WRITTEN REQUEST ▸
Restate the entries below word for word, omitting nothing.

Structured figure records

────────

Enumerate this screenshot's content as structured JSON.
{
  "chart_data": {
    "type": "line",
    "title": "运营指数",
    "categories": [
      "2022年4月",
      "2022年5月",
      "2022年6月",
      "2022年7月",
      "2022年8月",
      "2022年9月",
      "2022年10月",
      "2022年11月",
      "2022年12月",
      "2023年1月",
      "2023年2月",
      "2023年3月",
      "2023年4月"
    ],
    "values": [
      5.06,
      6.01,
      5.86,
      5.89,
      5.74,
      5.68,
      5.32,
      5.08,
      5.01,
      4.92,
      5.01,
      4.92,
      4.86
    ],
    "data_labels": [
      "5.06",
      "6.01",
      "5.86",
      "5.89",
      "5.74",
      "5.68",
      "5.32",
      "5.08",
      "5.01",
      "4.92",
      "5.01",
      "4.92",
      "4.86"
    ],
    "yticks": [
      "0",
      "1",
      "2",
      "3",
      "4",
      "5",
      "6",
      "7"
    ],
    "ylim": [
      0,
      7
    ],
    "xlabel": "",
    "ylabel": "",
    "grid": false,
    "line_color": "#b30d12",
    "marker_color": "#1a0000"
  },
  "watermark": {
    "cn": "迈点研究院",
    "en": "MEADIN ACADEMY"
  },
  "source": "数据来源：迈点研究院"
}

────────

SOLUTION TO THIS PROBLEM ▸
Enumerate this screenshot's content as structured JSON.
{
  "chart_data": {
    "type": "line",
    "title": "运营指数",
    "categories": [
      "2022年4月",
      "2022年5月",
      "2022年6月",
      "2022年7月",
      "2022年8月",
      "2022年9月",
      "2022年10月",
      "2022年11月",
      "2022年12月",
      "2023年1月",
      "2023年2月",
      "2023年3月",
      "2023年4月"
    ],
    "values": [
      5.06,
      6.01,
      5.86,
      5.89,
      5.74,
      5.68,
      5.32,
      5.08,
      5.01,
      4.92,
      5.01,
      4.92,
      4.86
    ],
    "data_labels": [
      "5.06",
      "6.01",
      "5.86",
      "5.89",
      "5.74",
      "5.68",
      "5.32",
      "5.08",
      "5.01",
      "4.92",
      "5.01",
      "4.92",
      "4.86"
    ],
    "yticks": [
      "0",
      "1",
      "2",
      "3",
      "4",
      "5",
      "6",
      "7"
    ],
    "ylim": [
      0,
      7
    ],
    "xlabel": "",
    "ylabel": "",
    "grid": false,
    "line_color": "#b30d12",
    "marker_color": "#1a0000"
  },
  "watermark": {
    "cn": "迈点研究院",
    "en": "MEADIN ACADEMY"
  },
  "source": "数据来源：迈点研究院"
}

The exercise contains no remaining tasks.